**INPUT**

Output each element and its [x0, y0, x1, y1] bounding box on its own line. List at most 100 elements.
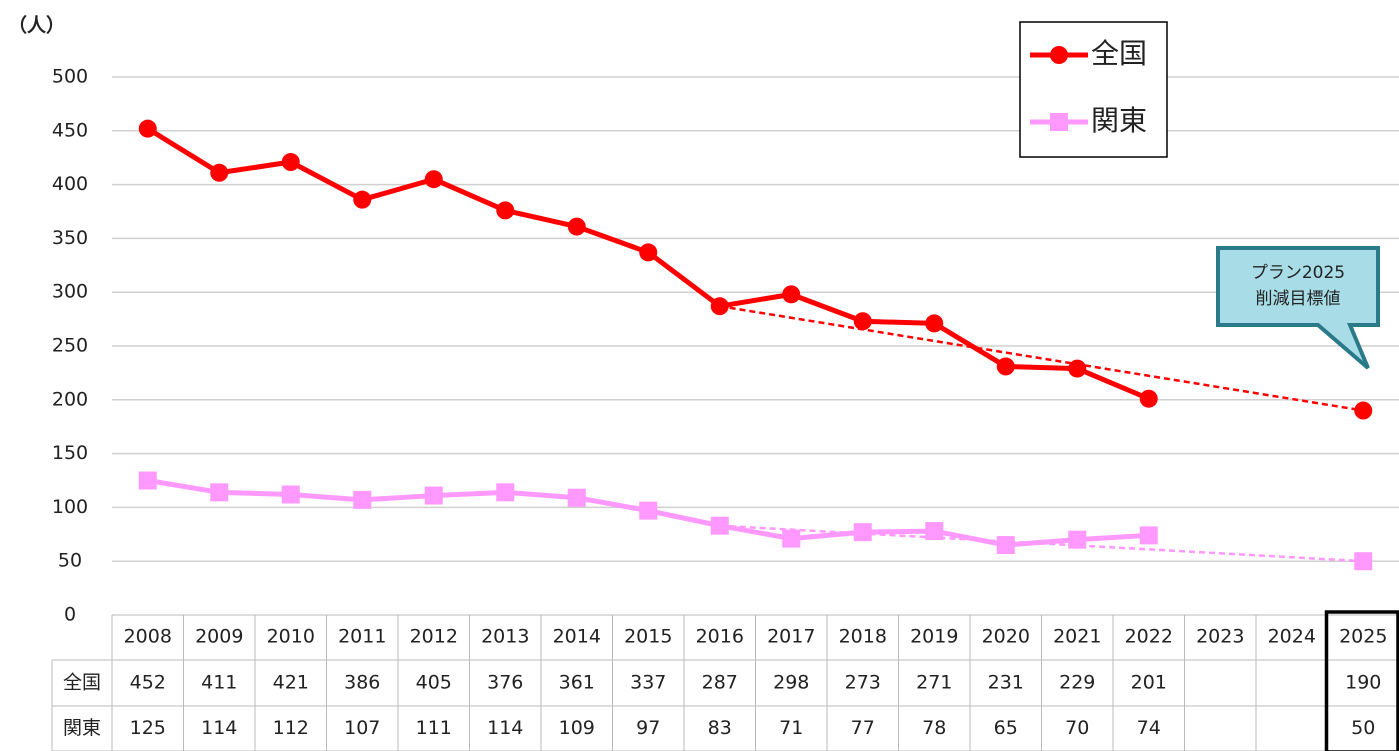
- table-value: 376: [487, 672, 523, 694]
- point: [1068, 530, 1087, 549]
- table-value: 114: [201, 717, 237, 739]
- table-value: 112: [273, 717, 309, 739]
- point: [424, 170, 443, 189]
- table-value: 83: [708, 717, 732, 739]
- legend-marker: [1050, 46, 1068, 64]
- point: [1354, 401, 1373, 420]
- table-value: 70: [1065, 717, 1089, 739]
- y-tick-label: 100: [52, 496, 88, 518]
- point: [567, 217, 586, 236]
- x-tick-label: 2025: [1339, 626, 1387, 648]
- y-tick-label: 150: [52, 442, 88, 464]
- table-value: 190: [1345, 672, 1381, 694]
- table-value: 97: [636, 717, 660, 739]
- table-row-label: 関東: [63, 717, 101, 739]
- table-value: 231: [988, 672, 1024, 694]
- point: [496, 201, 515, 220]
- point: [1139, 389, 1158, 408]
- table-value: 125: [130, 717, 166, 739]
- y-tick-label: 0: [64, 604, 76, 626]
- series-line: [146, 126, 1150, 402]
- table-row-label: 全国: [63, 672, 101, 694]
- point: [138, 119, 157, 138]
- x-tick-label: 2015: [624, 626, 672, 648]
- table-value: 114: [487, 717, 523, 739]
- point: [782, 285, 801, 304]
- point: [210, 163, 229, 182]
- annotation: 削減目標値: [1256, 289, 1341, 309]
- table-value: 65: [994, 717, 1018, 739]
- table-value: 405: [416, 672, 452, 694]
- legend-marker: [1050, 113, 1068, 131]
- table-value: 452: [130, 672, 166, 694]
- y-axis-label: （人）: [8, 14, 65, 37]
- highlight-box: [1324, 610, 1399, 751]
- table-value: 78: [922, 717, 946, 739]
- point: [1354, 552, 1373, 571]
- x-tick-label: 2024: [1268, 626, 1316, 648]
- point: [639, 243, 658, 262]
- target-line: [719, 304, 1364, 412]
- point: [925, 314, 944, 333]
- point: [353, 190, 372, 209]
- x-tick-label: 2014: [553, 626, 601, 648]
- y-tick-label: 200: [52, 388, 88, 410]
- table-value: 107: [344, 717, 380, 739]
- point: [281, 485, 300, 504]
- y-tick-label: 400: [52, 173, 88, 195]
- point: [853, 312, 872, 331]
- callout: [1216, 246, 1380, 370]
- table-value: 229: [1059, 672, 1095, 694]
- table-value: 287: [702, 672, 738, 694]
- table-value: 273: [845, 672, 881, 694]
- point: [710, 516, 729, 535]
- point: [210, 483, 229, 502]
- point: [639, 501, 658, 520]
- point: [853, 523, 872, 542]
- y-tick-label: 500: [52, 66, 88, 88]
- table-value: 411: [201, 672, 237, 694]
- x-tick-label: 2020: [982, 626, 1030, 648]
- point: [1139, 526, 1158, 545]
- point: [996, 357, 1015, 376]
- table-value: 71: [779, 717, 803, 739]
- point: [496, 483, 515, 502]
- table-value: 421: [273, 672, 309, 694]
- y-tick-label: 300: [52, 281, 88, 303]
- x-tick-label: 2016: [696, 626, 744, 648]
- point: [710, 297, 729, 316]
- table-value: 109: [559, 717, 595, 739]
- table-value: 201: [1131, 672, 1167, 694]
- point: [996, 536, 1015, 555]
- table-value: 50: [1351, 717, 1375, 739]
- y-tick-label: 350: [52, 227, 88, 249]
- y-tick-label: 50: [58, 550, 82, 572]
- table-value: 77: [851, 717, 875, 739]
- table-value: 74: [1137, 717, 1161, 739]
- table-value: 298: [773, 672, 809, 694]
- x-tick-label: 2021: [1053, 626, 1101, 648]
- table-value: 361: [559, 672, 595, 694]
- table-value: 271: [916, 672, 952, 694]
- point: [567, 488, 586, 507]
- x-tick-label: 2023: [1196, 626, 1244, 648]
- point: [281, 153, 300, 172]
- x-tick-label: 2019: [910, 626, 958, 648]
- x-tick-label: 2017: [767, 626, 815, 648]
- annotation: プラン2025: [1251, 263, 1345, 283]
- legend-box: [1019, 21, 1168, 158]
- point: [138, 471, 157, 490]
- x-tick-label: 2022: [1125, 626, 1173, 648]
- legend-label: 関東: [1091, 104, 1147, 137]
- table-value: 386: [344, 672, 380, 694]
- y-tick-label: 250: [52, 335, 88, 357]
- x-tick-label: 2018: [839, 626, 887, 648]
- y-tick-label: 450: [52, 119, 88, 141]
- x-tick-label: 2011: [338, 626, 386, 648]
- x-tick-label: 2012: [410, 626, 458, 648]
- point: [353, 490, 372, 509]
- x-tick-label: 2010: [267, 626, 315, 648]
- point: [1068, 359, 1087, 378]
- x-tick-label: 2009: [195, 626, 243, 648]
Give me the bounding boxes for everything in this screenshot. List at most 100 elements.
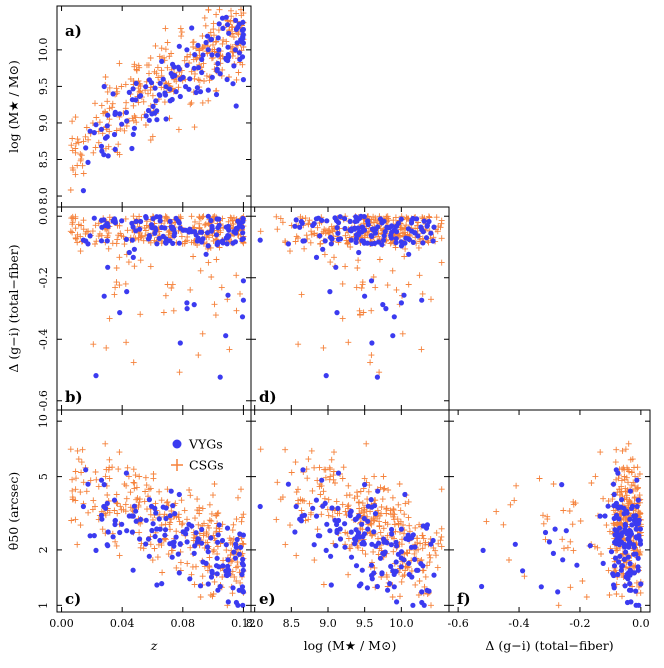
csg-point — [195, 352, 202, 359]
vyg-point — [237, 56, 243, 63]
vyg-point — [177, 340, 183, 346]
csg-point — [136, 64, 143, 71]
csg-point — [362, 551, 369, 558]
csg-point — [196, 77, 203, 84]
vyg-point — [99, 516, 105, 522]
csg-point — [113, 265, 120, 271]
csg-point — [235, 31, 242, 38]
csg-point — [199, 330, 206, 337]
csg-point — [117, 126, 124, 132]
vyg-point — [334, 225, 340, 231]
csg-point — [80, 138, 87, 145]
csg-point — [85, 136, 92, 143]
csg-point — [344, 240, 351, 247]
csg-point — [184, 560, 191, 567]
csg-point — [345, 502, 352, 509]
csg-point — [127, 76, 134, 82]
vyg-point — [368, 278, 375, 284]
vyg-point — [627, 567, 633, 573]
vyg-point — [335, 230, 341, 236]
csg-point — [195, 76, 202, 83]
csg-point — [588, 480, 595, 486]
csg-point — [93, 114, 100, 121]
vyg-point — [342, 544, 348, 550]
vyg-point — [149, 111, 155, 117]
csg-point — [228, 23, 235, 30]
vyg-point — [617, 553, 623, 559]
csg-point — [73, 140, 79, 147]
vyg-point — [184, 306, 190, 312]
csg-point — [421, 583, 428, 590]
x-tick-label: 0.08 — [171, 617, 196, 630]
csg-point — [80, 479, 87, 486]
vyg-point — [130, 254, 136, 260]
y-axis-label-b: Δ (g−i) (total−fiber) — [6, 244, 21, 372]
csg-point — [196, 47, 203, 54]
vyg-point — [616, 559, 622, 565]
csg-point — [385, 487, 392, 493]
csg-point — [592, 473, 599, 480]
vyg-point — [99, 148, 105, 154]
csg-point — [235, 494, 241, 501]
csg-point — [567, 584, 574, 591]
csg-point — [383, 571, 390, 578]
csg-point — [78, 222, 85, 229]
csg-point — [116, 60, 123, 67]
csg-point — [626, 468, 633, 475]
csg-point — [428, 602, 434, 609]
csg-point — [387, 507, 394, 514]
csg-point — [113, 127, 120, 134]
vyg-point — [133, 228, 139, 234]
csg-point — [415, 592, 422, 598]
vyg-point — [146, 77, 152, 83]
csg-point — [164, 486, 171, 493]
csg-point — [288, 469, 295, 476]
vyg-point — [230, 81, 236, 87]
vyg-point — [205, 549, 211, 555]
csg-point — [566, 508, 573, 514]
csg-point — [408, 568, 415, 574]
vyg-point — [112, 219, 118, 225]
csg-point — [109, 240, 116, 247]
csg-point — [376, 518, 383, 525]
vyg-point — [322, 500, 328, 506]
vyg-point — [364, 240, 370, 246]
vyg-point — [98, 217, 105, 223]
csg-point — [74, 162, 81, 169]
vyg-point — [398, 300, 404, 306]
vyg-point — [231, 63, 237, 69]
csg-point — [392, 528, 399, 535]
csg-point — [634, 547, 641, 553]
csg-point — [142, 474, 149, 481]
vyg-point — [633, 518, 639, 524]
csg-point — [203, 72, 210, 79]
vyg-point — [126, 89, 132, 95]
vyg-point — [420, 240, 426, 246]
csg-point — [136, 213, 143, 220]
vyg-point — [170, 503, 176, 509]
csg-point — [229, 590, 236, 597]
csg-point — [116, 282, 123, 289]
csg-point — [79, 446, 86, 453]
vyg-point — [219, 15, 226, 21]
csg-point — [133, 496, 140, 503]
vyg-point — [163, 236, 169, 242]
vyg-point — [225, 52, 231, 58]
vyg-point — [233, 544, 239, 550]
vyg-point — [285, 241, 291, 247]
csg-point — [168, 285, 175, 291]
vyg-point — [167, 218, 173, 224]
vyg-point — [112, 111, 118, 117]
vyg-point — [292, 223, 298, 229]
csg-point — [634, 464, 641, 471]
csg-point — [178, 233, 185, 240]
csg-point — [347, 244, 354, 250]
vyg-point — [328, 241, 334, 247]
series-vygs-d — [257, 213, 437, 380]
csg-point — [104, 88, 111, 95]
csg-point — [92, 144, 99, 151]
csg-point — [282, 446, 289, 453]
csg-point — [124, 464, 131, 471]
vyg-point — [430, 238, 436, 244]
csg-point — [598, 551, 604, 557]
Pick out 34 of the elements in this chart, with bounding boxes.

**DIRECTIVE**
Reproduce verbatim every line of the material from the line containing "- table-value: 376: [487, 672, 523, 694]" down to the line containing "- y-tick-label: 0: [64, 604, 76, 626]", including both of those lines.

**TASK RESPONSE**
- table-value: 376: [487, 672, 523, 694]
- point: [1068, 530, 1087, 549]
- table-value: 114: [201, 717, 237, 739]
- table-value: 112: [273, 717, 309, 739]
- point: [424, 170, 443, 189]
- table-value: 83: [708, 717, 732, 739]
- legend-marker: [1050, 46, 1068, 64]
- point: [1354, 401, 1373, 420]
- table-value: 70: [1065, 717, 1089, 739]
- y-tick-label: 100: [52, 496, 88, 518]
- point: [567, 217, 586, 236]
- x-tick-label: 2025: [1339, 626, 1387, 648]
- y-tick-label: 150: [52, 442, 88, 464]
- table-value: 190: [1345, 672, 1381, 694]
- table-value: 97: [636, 717, 660, 739]
- table-row-label: 関東: [63, 717, 101, 739]
- table-value: 231: [988, 672, 1024, 694]
- point: [496, 201, 515, 220]
- point: [1139, 389, 1158, 408]
- table-value: 125: [130, 717, 166, 739]
- y-tick-label: 0: [64, 604, 76, 626]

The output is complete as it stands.